A mine's relation to the ground or underground is one of its most prominent features. This underground is one of the topics most open to imaginative speculation. Sections - documentary as well as artistically exaggerated - found in the design context of transformation projects show the excitement of the designers with the issue and designs reveal it in diverse ways (Fig. 1).

The qualities and spatial principles of elements above and below ground as well as their basic spatial operation (excavating vs. assembling) vary. "Almost without comment the rationality of the roof can be set across the irrationality of the cellar."[6]This"irrationality" of the cellar requires specific tools to find your way around in[7]119, if you do not know the tools, this space remains an "unknown" open to speculation. The two cannot be navigated equally. The above is organised in relation to an existing context or as ensemble, the below follows the existence of raw materials in the earth. The underground is carved out as a dark and narrow space, the above often consists of elaborate technical objects covered by skins, protecting them from weather. As the irrational "other" to the rational above-ground it quite certainly generates strong images that inform transformation projects for the above today.

──────────

# ACTIONS TO TAKE:
(a) Reproduce the passage on mines from "A mine's relation" to "ways (Fig. 1).", updated so that "creative speculation" stands in place of "imaginative speculation".
(b) According to the passage on mines, which aspects of elements above and below ground vary?

# SUPPLIED DATA:
──────────

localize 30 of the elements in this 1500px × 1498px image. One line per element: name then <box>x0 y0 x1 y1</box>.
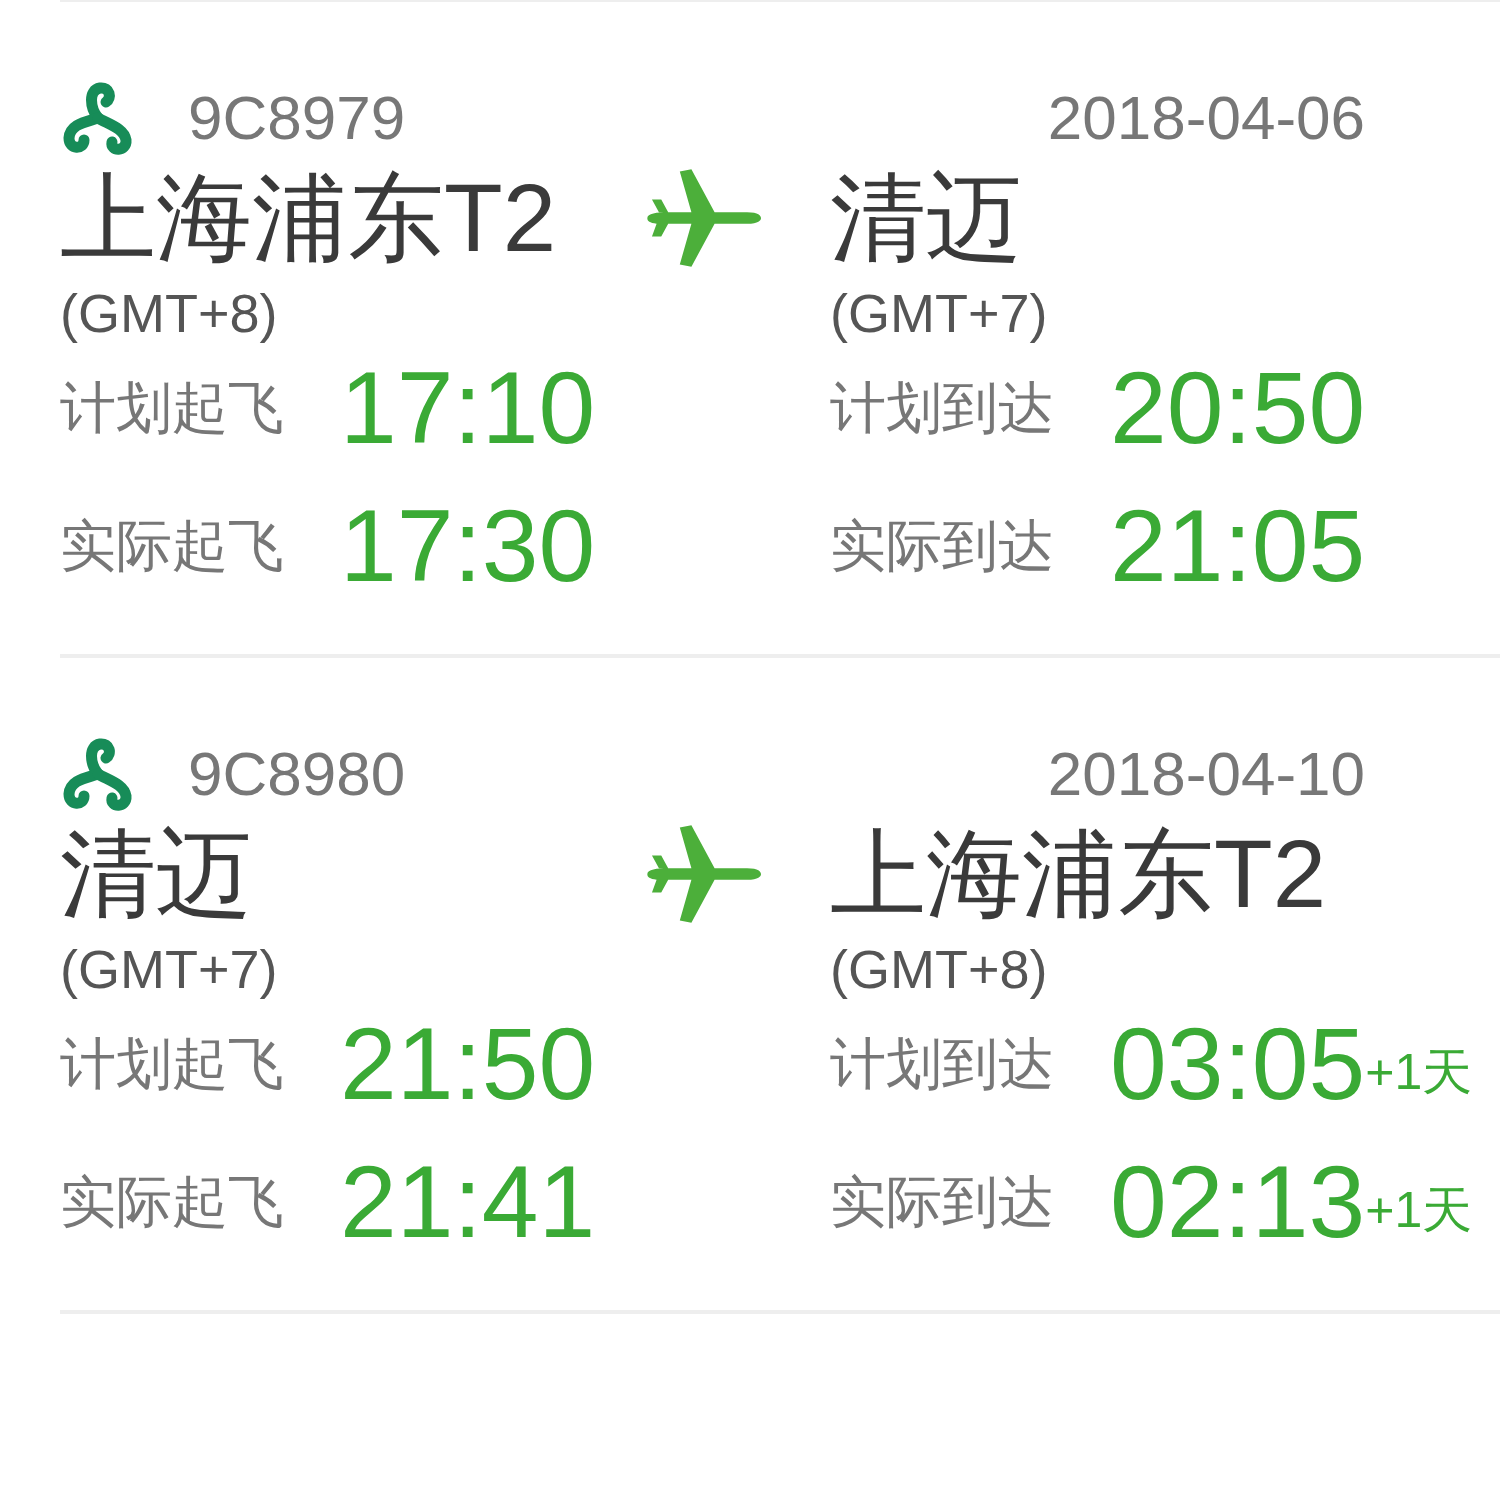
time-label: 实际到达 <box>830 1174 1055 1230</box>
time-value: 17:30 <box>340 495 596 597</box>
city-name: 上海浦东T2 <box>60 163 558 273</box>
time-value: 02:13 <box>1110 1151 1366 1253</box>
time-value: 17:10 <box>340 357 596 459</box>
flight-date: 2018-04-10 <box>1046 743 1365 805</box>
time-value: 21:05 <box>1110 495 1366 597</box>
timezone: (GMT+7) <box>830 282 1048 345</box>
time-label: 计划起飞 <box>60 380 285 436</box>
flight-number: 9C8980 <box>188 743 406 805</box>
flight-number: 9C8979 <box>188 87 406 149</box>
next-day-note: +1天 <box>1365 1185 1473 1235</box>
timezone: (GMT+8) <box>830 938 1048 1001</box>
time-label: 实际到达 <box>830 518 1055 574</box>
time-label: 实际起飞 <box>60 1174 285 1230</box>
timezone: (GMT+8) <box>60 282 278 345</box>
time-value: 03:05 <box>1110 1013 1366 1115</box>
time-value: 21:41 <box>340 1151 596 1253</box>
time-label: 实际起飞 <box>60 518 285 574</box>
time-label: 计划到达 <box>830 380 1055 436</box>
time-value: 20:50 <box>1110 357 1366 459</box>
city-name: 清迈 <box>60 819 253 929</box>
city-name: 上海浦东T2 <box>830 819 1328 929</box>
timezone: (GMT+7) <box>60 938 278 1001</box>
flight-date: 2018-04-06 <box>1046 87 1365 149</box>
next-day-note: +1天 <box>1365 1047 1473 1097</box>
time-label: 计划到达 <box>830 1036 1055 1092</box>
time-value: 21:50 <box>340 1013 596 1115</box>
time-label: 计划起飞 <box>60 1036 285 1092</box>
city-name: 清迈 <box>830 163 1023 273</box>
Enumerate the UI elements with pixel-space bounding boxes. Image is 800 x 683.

──────────

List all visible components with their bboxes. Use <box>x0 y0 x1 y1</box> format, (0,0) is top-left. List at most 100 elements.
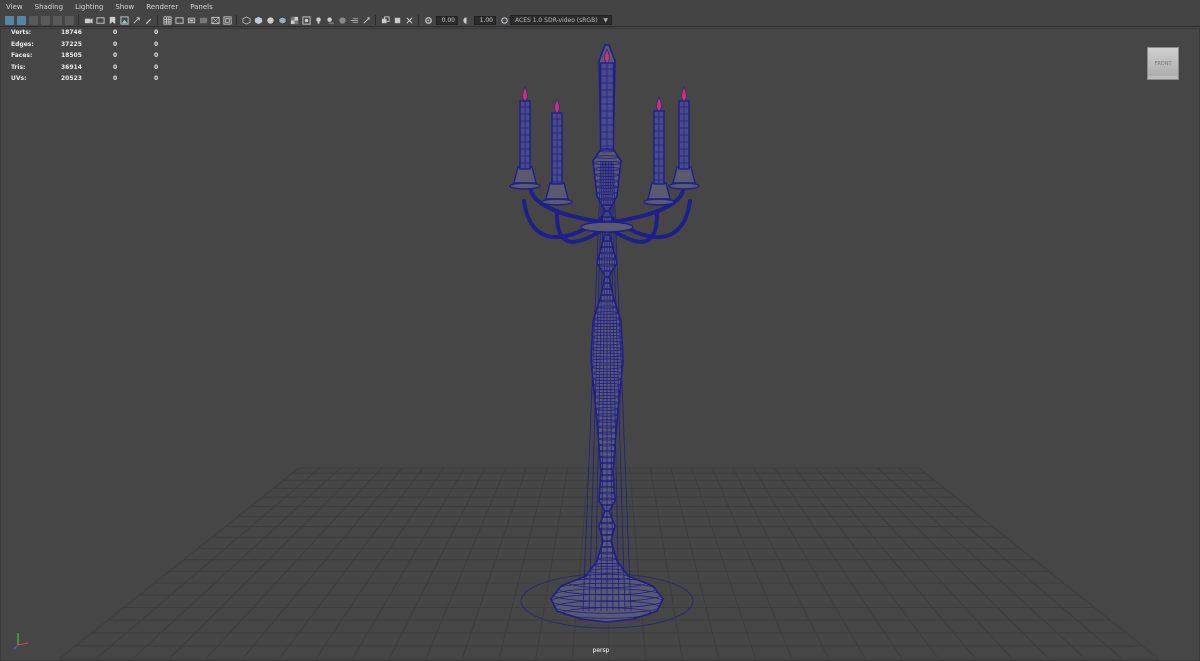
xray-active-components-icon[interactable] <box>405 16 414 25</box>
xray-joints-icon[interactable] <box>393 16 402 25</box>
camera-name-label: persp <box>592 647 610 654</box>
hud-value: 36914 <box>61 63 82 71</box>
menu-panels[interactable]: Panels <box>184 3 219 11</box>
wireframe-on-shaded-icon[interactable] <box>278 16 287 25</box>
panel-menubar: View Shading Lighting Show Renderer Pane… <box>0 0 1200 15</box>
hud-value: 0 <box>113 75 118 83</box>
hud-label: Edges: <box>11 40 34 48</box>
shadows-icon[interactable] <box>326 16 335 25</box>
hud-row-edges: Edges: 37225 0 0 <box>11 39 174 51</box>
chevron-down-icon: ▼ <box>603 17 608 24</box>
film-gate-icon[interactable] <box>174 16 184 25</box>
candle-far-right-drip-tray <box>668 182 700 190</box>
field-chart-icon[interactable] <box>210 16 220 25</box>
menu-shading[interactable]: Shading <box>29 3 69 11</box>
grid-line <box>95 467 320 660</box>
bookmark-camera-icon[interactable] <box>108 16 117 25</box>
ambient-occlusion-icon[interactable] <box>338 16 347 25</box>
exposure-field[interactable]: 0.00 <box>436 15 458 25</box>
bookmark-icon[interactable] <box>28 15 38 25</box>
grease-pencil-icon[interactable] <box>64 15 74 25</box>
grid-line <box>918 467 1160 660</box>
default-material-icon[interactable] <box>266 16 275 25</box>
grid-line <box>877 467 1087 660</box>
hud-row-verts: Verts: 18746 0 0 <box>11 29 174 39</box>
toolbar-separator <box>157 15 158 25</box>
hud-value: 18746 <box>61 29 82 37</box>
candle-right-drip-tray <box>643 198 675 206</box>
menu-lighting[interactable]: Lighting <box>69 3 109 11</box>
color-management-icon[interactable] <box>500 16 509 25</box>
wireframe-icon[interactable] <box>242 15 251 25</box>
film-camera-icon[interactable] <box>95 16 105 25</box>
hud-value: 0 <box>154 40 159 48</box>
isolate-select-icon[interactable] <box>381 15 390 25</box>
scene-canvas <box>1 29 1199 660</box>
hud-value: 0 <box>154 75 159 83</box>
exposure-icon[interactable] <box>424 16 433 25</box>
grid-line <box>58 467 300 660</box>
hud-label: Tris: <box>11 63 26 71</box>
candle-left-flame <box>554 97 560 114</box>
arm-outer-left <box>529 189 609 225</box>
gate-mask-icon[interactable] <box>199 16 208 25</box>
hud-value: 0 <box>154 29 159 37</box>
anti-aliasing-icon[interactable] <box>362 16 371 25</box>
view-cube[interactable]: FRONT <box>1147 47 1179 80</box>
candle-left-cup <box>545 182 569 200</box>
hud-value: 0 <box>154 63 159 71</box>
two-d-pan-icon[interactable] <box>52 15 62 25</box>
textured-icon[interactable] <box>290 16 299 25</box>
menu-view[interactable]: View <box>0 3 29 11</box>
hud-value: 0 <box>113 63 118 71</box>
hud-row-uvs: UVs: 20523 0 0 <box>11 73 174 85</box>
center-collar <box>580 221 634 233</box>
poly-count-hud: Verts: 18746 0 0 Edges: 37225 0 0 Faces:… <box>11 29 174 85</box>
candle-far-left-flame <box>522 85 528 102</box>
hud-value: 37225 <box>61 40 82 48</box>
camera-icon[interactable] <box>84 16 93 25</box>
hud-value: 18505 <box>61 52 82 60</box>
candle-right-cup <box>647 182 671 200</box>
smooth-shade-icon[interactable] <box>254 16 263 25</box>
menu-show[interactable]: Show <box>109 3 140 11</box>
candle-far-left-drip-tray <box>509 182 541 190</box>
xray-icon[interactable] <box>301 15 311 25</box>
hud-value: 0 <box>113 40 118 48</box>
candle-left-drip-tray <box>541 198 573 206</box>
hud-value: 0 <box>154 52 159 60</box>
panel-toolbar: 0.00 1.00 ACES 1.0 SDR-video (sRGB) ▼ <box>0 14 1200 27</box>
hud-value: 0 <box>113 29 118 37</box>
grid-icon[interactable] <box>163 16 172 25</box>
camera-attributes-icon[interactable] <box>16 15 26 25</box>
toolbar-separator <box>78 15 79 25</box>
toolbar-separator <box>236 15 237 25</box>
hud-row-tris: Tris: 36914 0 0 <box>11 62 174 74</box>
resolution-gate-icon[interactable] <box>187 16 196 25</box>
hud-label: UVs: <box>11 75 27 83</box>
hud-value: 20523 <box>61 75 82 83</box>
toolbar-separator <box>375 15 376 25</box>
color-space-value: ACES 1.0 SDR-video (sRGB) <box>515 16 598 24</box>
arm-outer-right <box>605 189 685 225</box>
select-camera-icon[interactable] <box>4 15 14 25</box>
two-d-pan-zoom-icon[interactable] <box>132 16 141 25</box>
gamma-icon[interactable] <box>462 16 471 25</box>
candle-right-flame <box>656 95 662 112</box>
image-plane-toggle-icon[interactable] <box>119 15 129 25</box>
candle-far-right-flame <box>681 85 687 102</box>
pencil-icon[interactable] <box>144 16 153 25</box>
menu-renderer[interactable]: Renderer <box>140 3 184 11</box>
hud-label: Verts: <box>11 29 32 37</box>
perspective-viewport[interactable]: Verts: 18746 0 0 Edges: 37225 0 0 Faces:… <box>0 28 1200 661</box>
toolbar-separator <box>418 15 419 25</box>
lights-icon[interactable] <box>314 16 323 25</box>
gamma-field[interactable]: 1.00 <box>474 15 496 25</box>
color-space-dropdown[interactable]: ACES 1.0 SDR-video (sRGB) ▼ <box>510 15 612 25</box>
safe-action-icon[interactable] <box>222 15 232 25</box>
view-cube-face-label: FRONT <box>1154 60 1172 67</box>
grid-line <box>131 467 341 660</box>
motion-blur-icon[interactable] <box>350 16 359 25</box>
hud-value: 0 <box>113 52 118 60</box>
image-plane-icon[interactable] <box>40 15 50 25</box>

──────────

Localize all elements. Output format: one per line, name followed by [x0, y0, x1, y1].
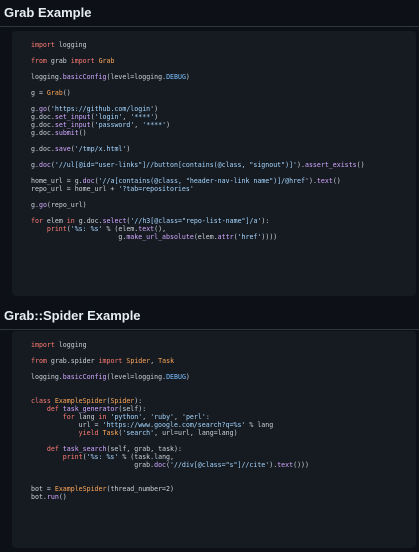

──────────

# CORRECT ANSWERS:
(a)
A mine's relation to the ground or underground is one of its most prominent features. This underground is one of the topics most open to creative speculation. Sections - documentary as well as artistically exaggerated - found in the design context of transformation projects show the excitement of the designers with the issue and designs reveal it in diverse ways (Fig. 1).

(b)
- Their qualities
- Their spatial principles
- Their basic spatial operation (excavating vs. assembling)